*Aim of the task*
Every line that contains the word "จพระมหาจ" should be copied out.

---------- Material shown

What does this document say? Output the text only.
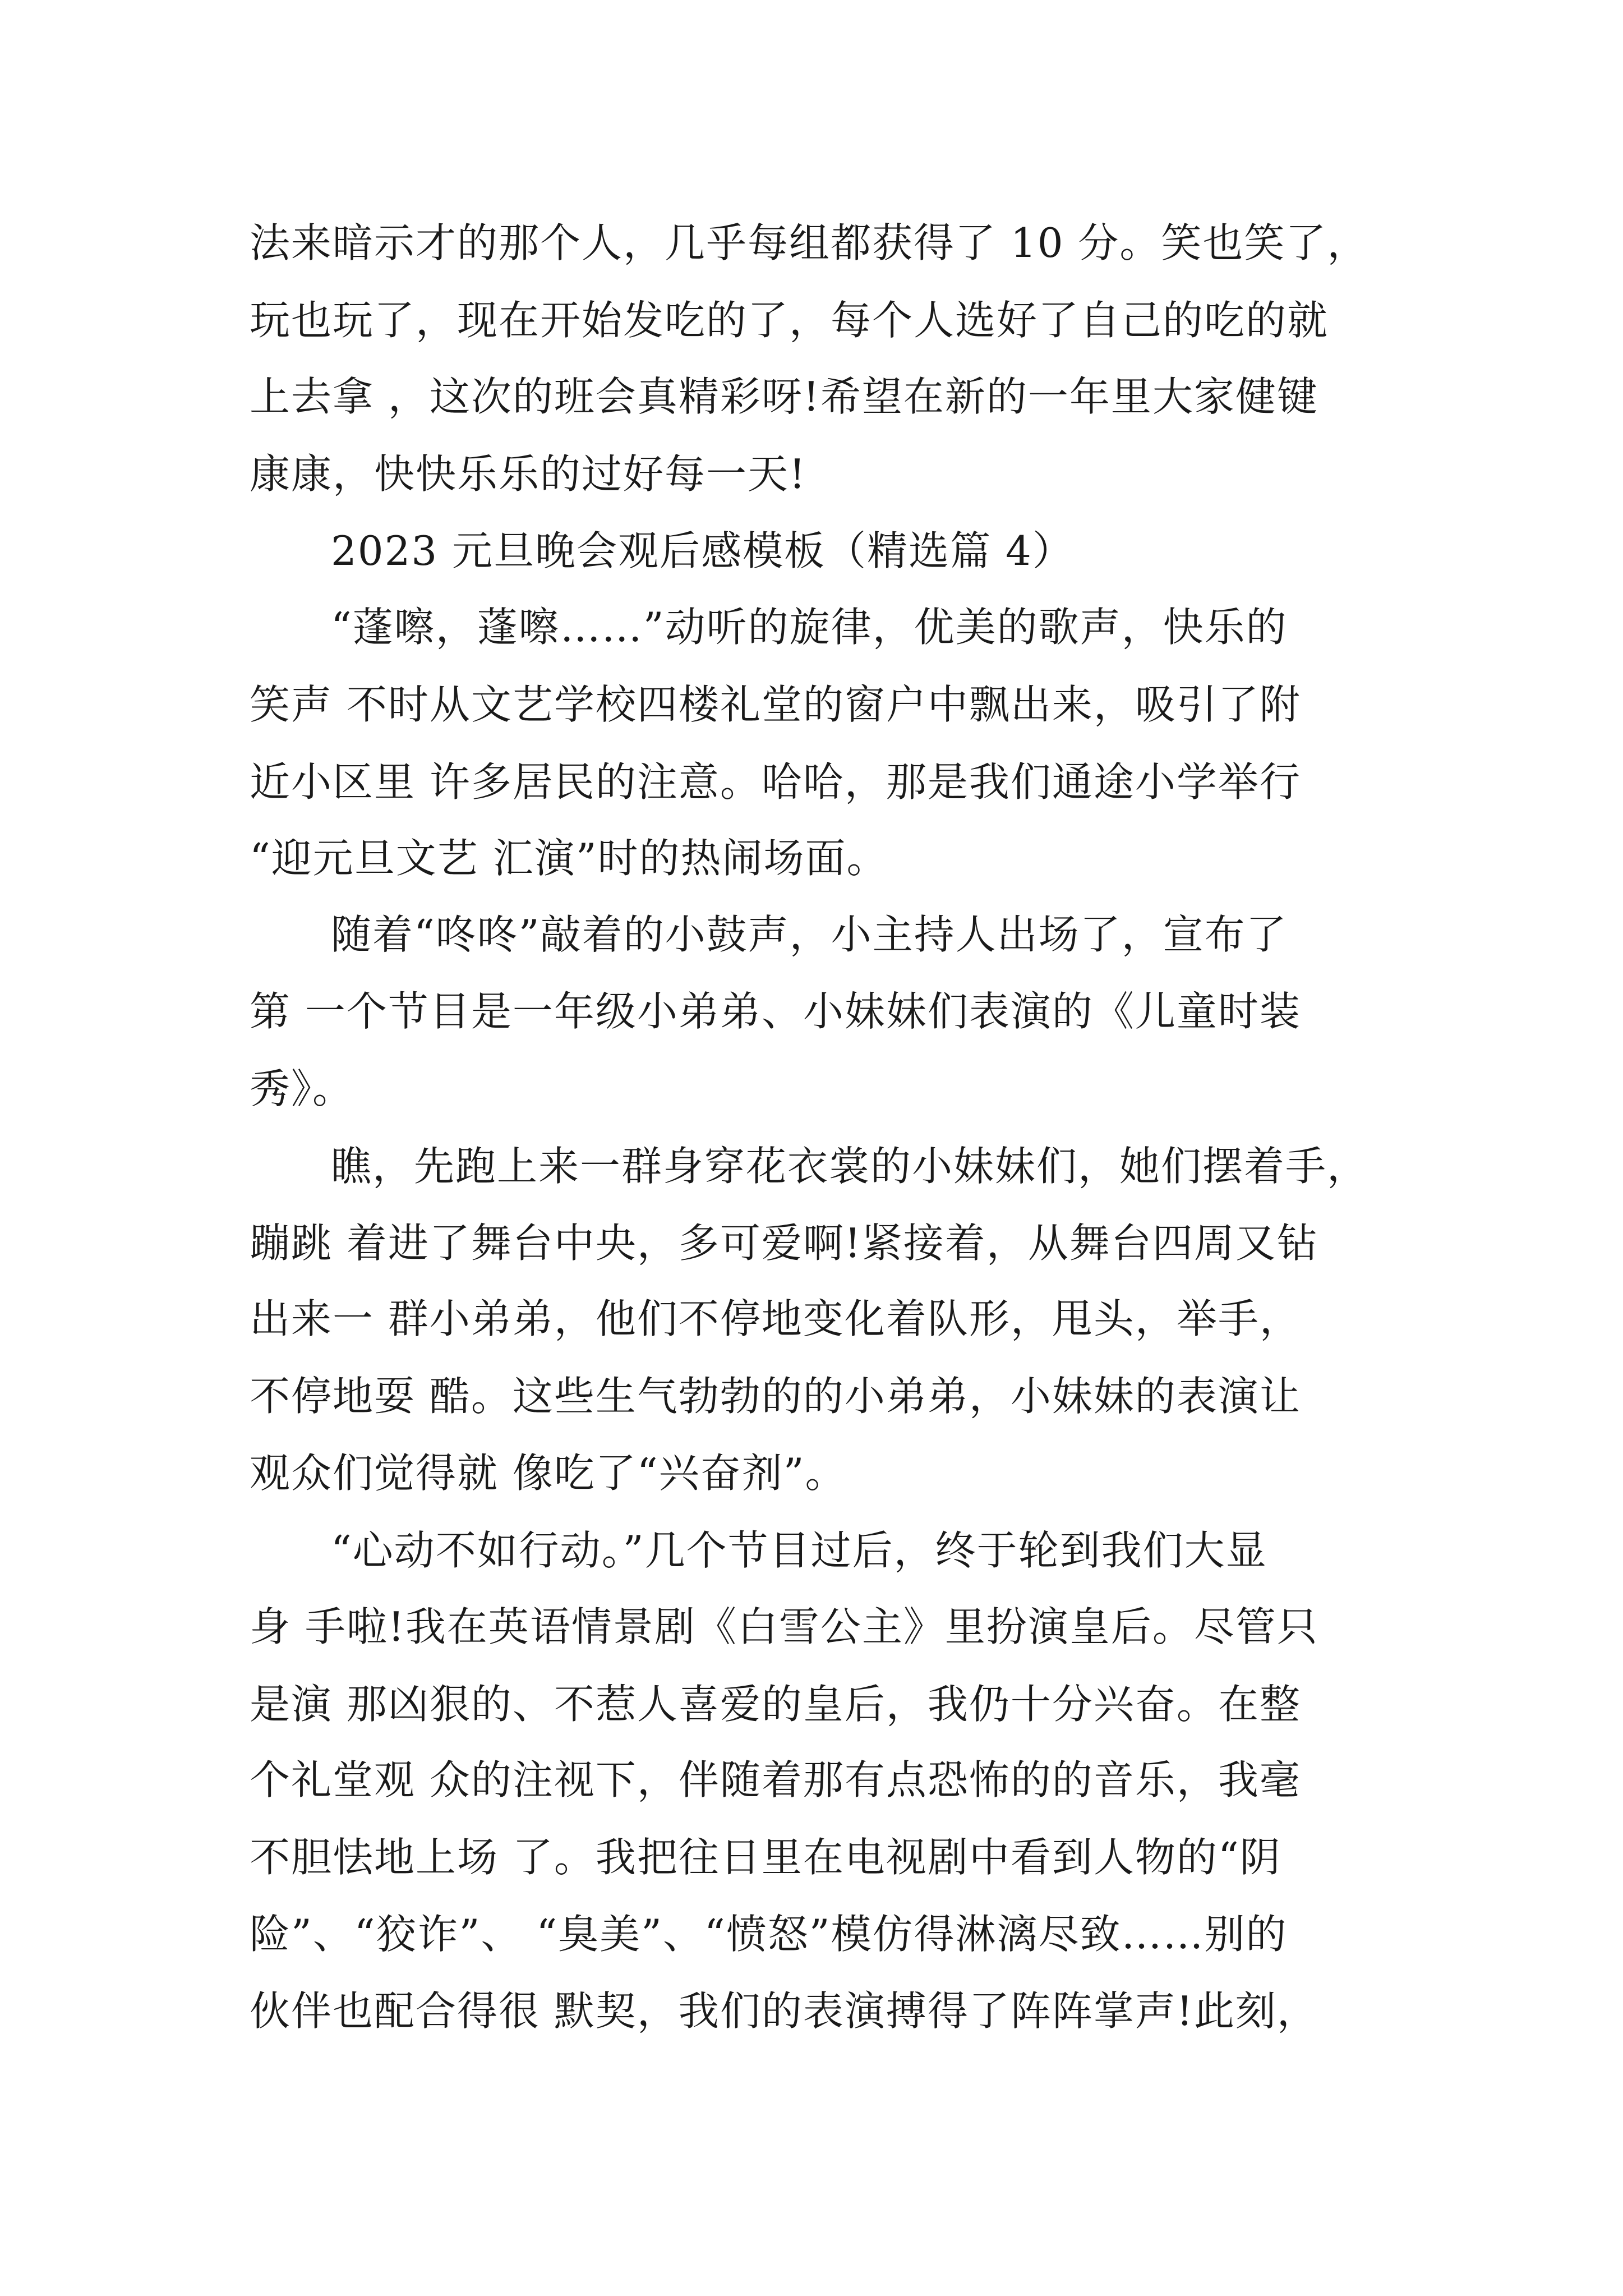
法来暗示才的那个人，几乎每组都获得了 10 分。笑也笑了，
玩也玩了，现在开始发吃的了，每个人选好了自己的吃的就
上去拿 ，这次的班会真精彩呀!希望在新的一年里大家健键
康康，快快乐乐的过好每一天!
2023 元旦晚会观后感模板（精选篇 4）
“蓬嚓，蓬嚓……”动听的旋律，优美的歌声，快乐的
笑声 不时从文艺学校四楼礼堂的窗户中飘出来，吸引了附
近小区里 许多居民的注意。哈哈，那是我们通途小学举行
“迎元旦文艺 汇演”时的热闹场面。
随着“咚咚”敲着的小鼓声，小主持人出场了，宣布了
第 一个节目是一年级小弟弟、小妹妹们表演的《儿童时装
秀》。
瞧，先跑上来一群身穿花衣裳的小妹妹们，她们摆着手，
蹦跳 着进了舞台中央，多可爱啊!紧接着，从舞台四周又钻
出来一 群小弟弟，他们不停地变化着队形，甩头，举手，
不停地耍 酷。这些生气勃勃的的小弟弟，小妹妹的表演让
观众们觉得就 像吃了“兴奋剂”。
“心动不如行动。”几个节目过后，终于轮到我们大显
身 手啦!我在英语情景剧《白雪公主》里扮演皇后。尽管只
是演 那凶狠的、不惹人喜爱的皇后，我仍十分兴奋。在整
个礼堂观 众的注视下，伴随着那有点恐怖的的音乐，我毫
不胆怯地上场 了。我把往日里在电视剧中看到人物的“阴
险”、“狡诈”、 “臭美”、“愤怒”模仿得淋漓尽致……别的
伙伴也配合得很 默契，我们的表演搏得了阵阵掌声!此刻，
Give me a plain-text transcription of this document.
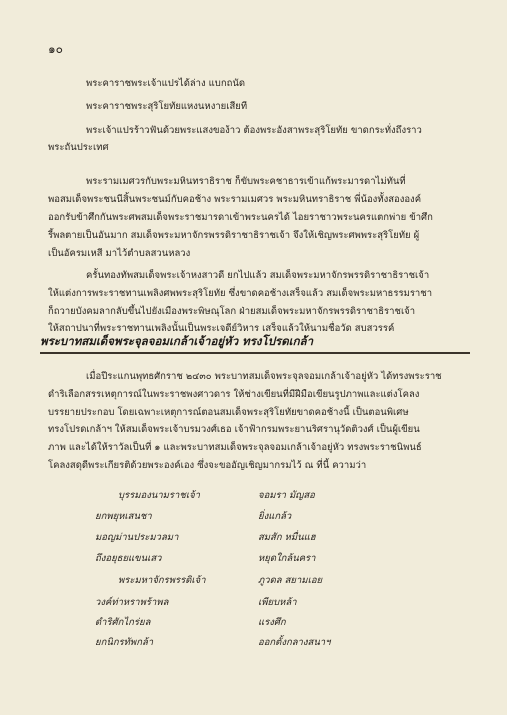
๑๐
พระคาราชพระเจ้าแปรได้ล่าง แบกถนัด
พระคาราชพระสุริโยทัยแหงนหงายเสียที
พระเจ้าแปรร้าวฟันด้วยพระแสงของ้าว ต้องพระอังสาพระสุริโยทัย ขาดกระทั่งถึงราว
พระถันประเทศ
พระรามเมศวรกับพระมหินทราธิราช ก็ขับพระคชาธารเข้าแก้พระมารดาไม่ทันที่
พอสมเด็จพระชนนีสิ้นพระชนม์กับคอช้าง พระรามเมศวร พระมหินทราธิราช พี่น้องทั้งสององค์
ออกรับข้าศึกกันพระศพสมเด็จพระราชมารดาเข้าพระนครได้ ไอยราชาวพระนครแตกพ่าย ข้าศึก
รี้พลตายเป็นอันมาก สมเด็จพระมหาจักรพรรดิราชาธิราชเจ้า จึงให้เชิญพระศพพระสุริโยทัย ผู้
เป็นอัครมเหสี มาไว้ตำบลสวนหลวง
ครั้นทองทัพสมเด็จพระเจ้าหงสาวดี ยกไปแล้ว สมเด็จพระมหาจักรพรรดิราชาธิราชเจ้า
ให้แต่งการพระราชทานเพลิงศพพระสุริโยทัย ซึ่งขาดคอช้างเสร็จแล้ว สมเด็จพระมหาธรรมราชา
ก็ถวายบังคมลากลับขึ้นไปยังเมืองพระพิษณุโลก ฝ่ายสมเด็จพระมหาจักรพรรดิราชาธิราชเจ้า
ให้สถาปนาที่พระราชทานเพลิงนั้นเป็นพระเจดีย์วิหาร เสร็จแล้วให้นามชื่อวัด สบสวรรค์
พระบาทสมเด็จพระจุลจอมเกล้าเจ้าอยู่หัว ทรงโปรดเกล้า
เมื่อปีระแกนพุทธศักราช ๒๔๓๐ พระบาทสมเด็จพระจุลจอมเกล้าเจ้าอยู่หัว ได้ทรงพระราช
ดำริเลือกสรรเหตุการณ์ในพระราชพงศาวดาร ให้ช่างเขียนที่มีฝีมือเขียนรูปภาพและแต่งโคลง
บรรยายประกอบ โดยเฉพาะเหตุการณ์ตอนสมเด็จพระสุริโยทัยขาดคอช้างนี้ เป็นตอนพิเศษ
ทรงโปรดเกล้าฯ ให้สมเด็จพระเจ้าบรมวงศ์เธอ เจ้าฟ้ากรมพระยานริศรานุวัดติวงศ์ เป็นผู้เขียน
ภาพ และได้ให้ราวัลเป็นที่ ๑ และพระบาทสมเด็จพระจุลจอมเกล้าเจ้าอยู่หัว ทรงพระราชนิพนธ์
โคลงสดุดีพระเกียรติด้วยพระองค์เอง ซึ่งจะขออัญเชิญมากรมไว้ ณ ที่นี้ ความว่า
บุรรมองนามราชเจ้า	จอมรา มัญสอ
ยกพยุหเสนชา	ยิ่งแกล้ว
มอญม่านประมวลมา	สมสัก หมื่นแฮ
ถึงอยุธยแขนเสว	หยุดใกล้นครา
พระมหาจักรพรรดิเจ้า	ภูวดล สยามเอย
วงค์ท่าหราพร้าพล	เพียบหล้า
ดำริศักไกร่ยล	แรงศึก
ยกนิกรทัพกล้า	ออกตั้งกลางสนาฯ
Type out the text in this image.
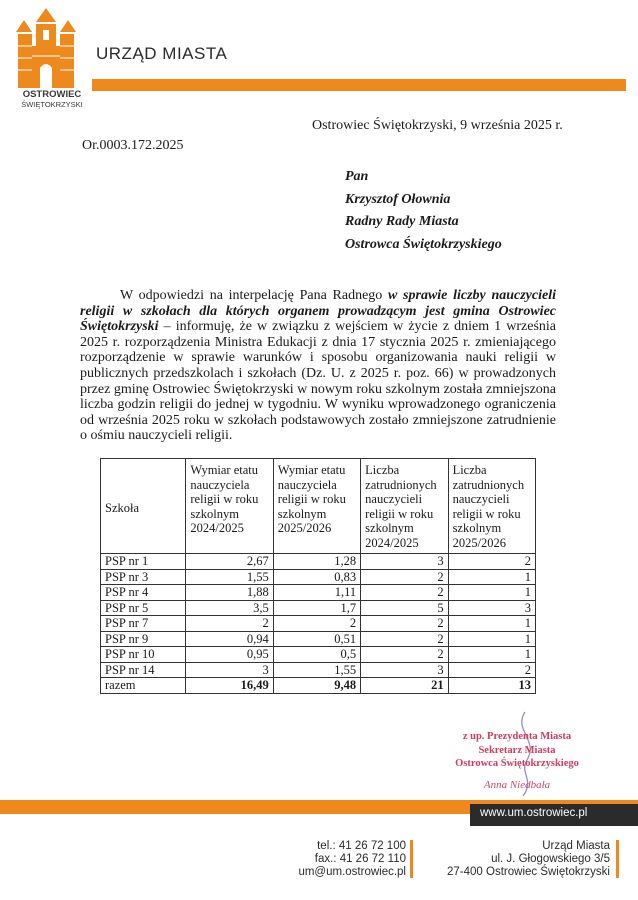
OSTROWIEC
ŚWIĘTOKRZYSKI
URZĄD MIASTA
Ostrowiec Świętokrzyski, 9 września 2025 r.
Or.0003.172.2025
Pan
Krzysztof Ołownia
Radny Rady Miasta
Ostrowca Świętokrzyskiego

W odpowiedzi na interpelację Pana Radnego w sprawie liczby nauczycieli religii w szkołach dla których organem prowadzącym jest gmina Ostrowiec Świętokrzyski – informuję, że w związku z wejściem w życie z dniem 1 września 2025 r. rozporządzenia Ministra Edukacji z dnia 17 stycznia 2025 r. zmieniającego rozporządzenie w sprawie warunków i sposobu organizowania nauki religii w publicznych przedszkolach i szkołach (Dz. U. z 2025 r. poz. 66) w prowadzonych przez gminę Ostrowiec Świętokrzyski w nowym roku szkolnym została zmniejszona liczba godzin religii do jednej w tygodniu. W wyniku wprowadzonego ograniczenia od września 2025 roku w szkołach podstawowych zostało zmniejszone zatrudnienie o ośmiu nauczycieli religii.

Szkoła	Wymiar etatu nauczyciela religii w roku szkolnym 2024/2025	Wymiar etatu nauczyciela religii w roku szkolnym 2025/2026	Liczba zatrudnionych nauczycieli religii w roku szkolnym 2024/2025	Liczba zatrudnionych nauczycieli religii w roku szkolnym 2025/2026
PSP nr 1	2,67	1,28	3	2
PSP nr 3	1,55	0,83	2	1
PSP nr 4	1,88	1,11	2	1
PSP nr 5	3,5	1,7	5	3
PSP nr 7	2	2	2	1
PSP nr 9	0,94	0,51	2	1
PSP nr 10	0,95	0,5	2	1
PSP nr 14	3	1,55	3	2
razem	16,49	9,48	21	13
z up. Prezydenta Miasta
Sekretarz Miasta
Ostrowca Świętokrzyskiego
Anna Niedbała
www.um.ostrowiec.pl
tel.: 41 26 72 100
fax.: 41 26 72 110
um@um.ostrowiec.pl
Urząd Miasta
ul. J. Głogowskiego 3/5
27-400 Ostrowiec Świętokrzyski
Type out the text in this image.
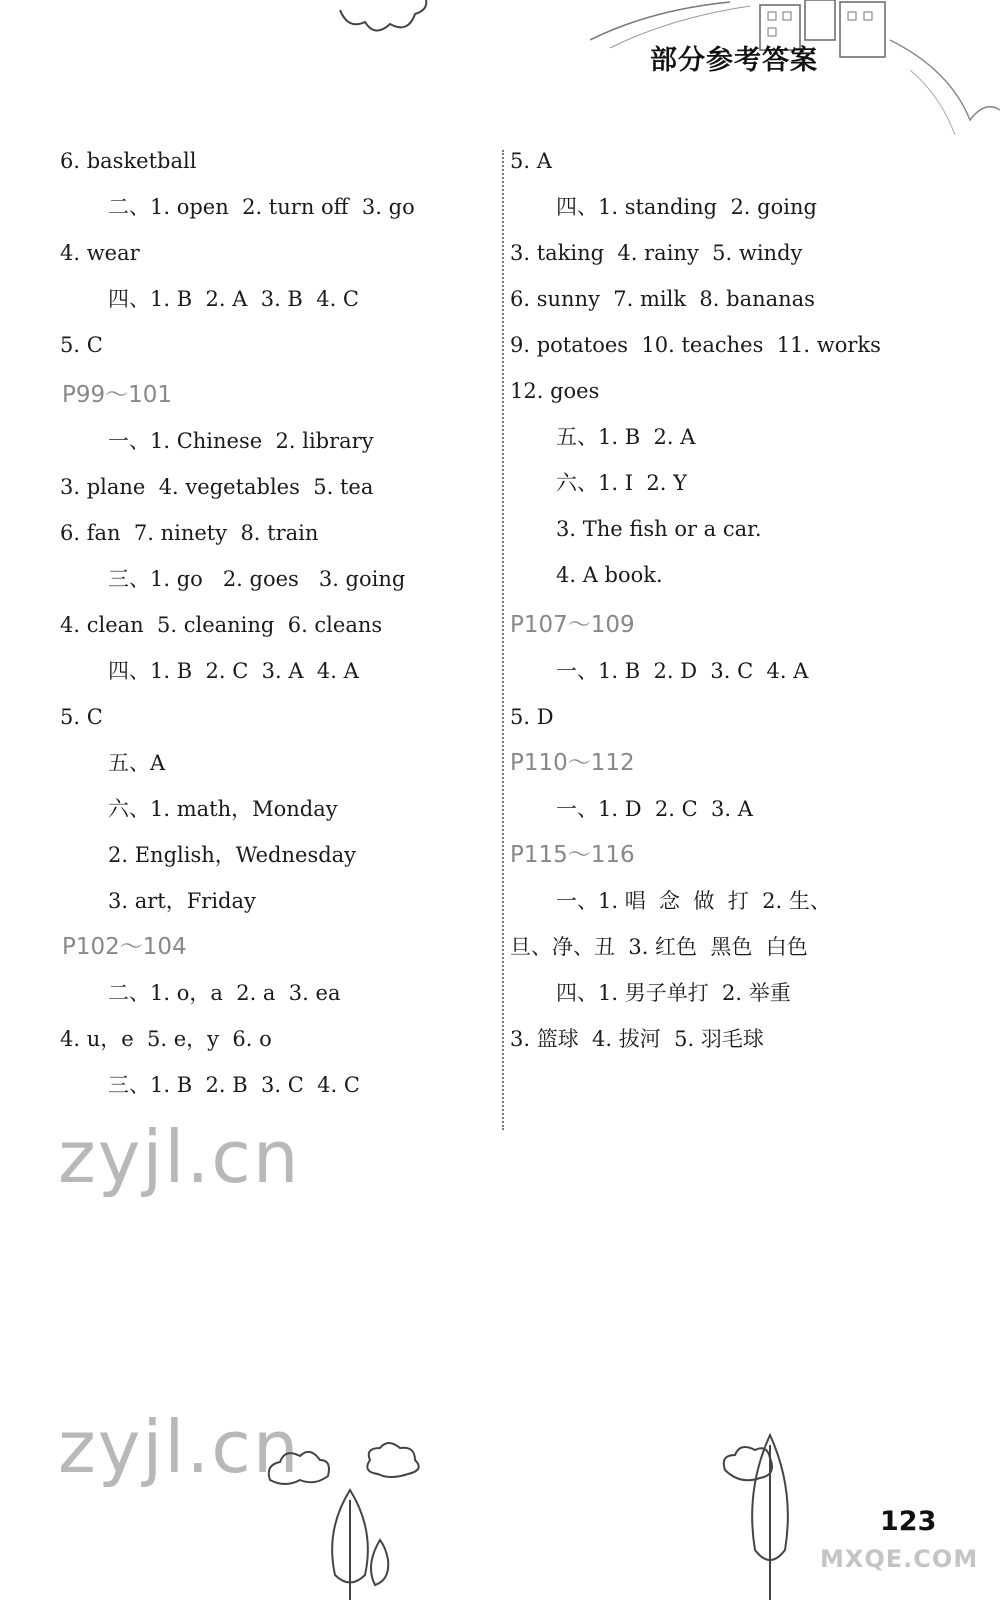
部分参考答案
6. basketball
二、1. open  2. turn off  3. go
4. wear
四、1. B  2. A  3. B  4. C
5. C
P99～101
一、1. Chinese  2. library
3. plane  4. vegetables  5. tea
6. fan  7. ninety  8. train
三、1. go   2. goes   3. going
4. clean  5. cleaning  6. cleans
四、1. B  2. C  3. A  4. A
5. C
五、A
六、1. math，Monday
2. English，Wednesday
3. art，Friday
P102～104
二、1. o，a  2. a  3. ea
4. u，e  5. e，y  6. o
三、1. B  2. B  3. C  4. C
5. A
四、1. standing  2. going
3. taking  4. rainy  5. windy
6. sunny  7. milk  8. bananas
9. potatoes  10. teaches  11. works
12. goes
五、1. B  2. A
六、1. I  2. Y
3. The fish or a car.
4. A book.
P107～109
一、1. B  2. D  3. C  4. A
5. D
P110～112
一、1. D  2. C  3. A
P115～116
一、1. 唱  念  做  打  2. 生、
旦、净、丑  3. 红色  黑色  白色
四、1. 男子单打  2. 举重
3. 篮球  4. 拔河  5. 羽毛球
zyjl.cn
zyjl.cn
123
MXQE.COM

--------------------

*Solution to the problem*
รี้พลตายเป็นอันมาก สมเด็จพระมหาจักรพรรดิราชาธิราชเจ้า จึงให้เชิญพระศพพระสุริโยทัย ผู้
ครั้นทองทัพสมเด็จพระเจ้าหงสาวดี ยกไปแล้ว สมเด็จพระมหาจักรพรรดิราชาธิราชเจ้า
ก็ถวายบังคมลากลับขึ้นไปยังเมืองพระพิษณุโลก ฝ่ายสมเด็จพระมหาจักรพรรดิราชาธิราชเจ้า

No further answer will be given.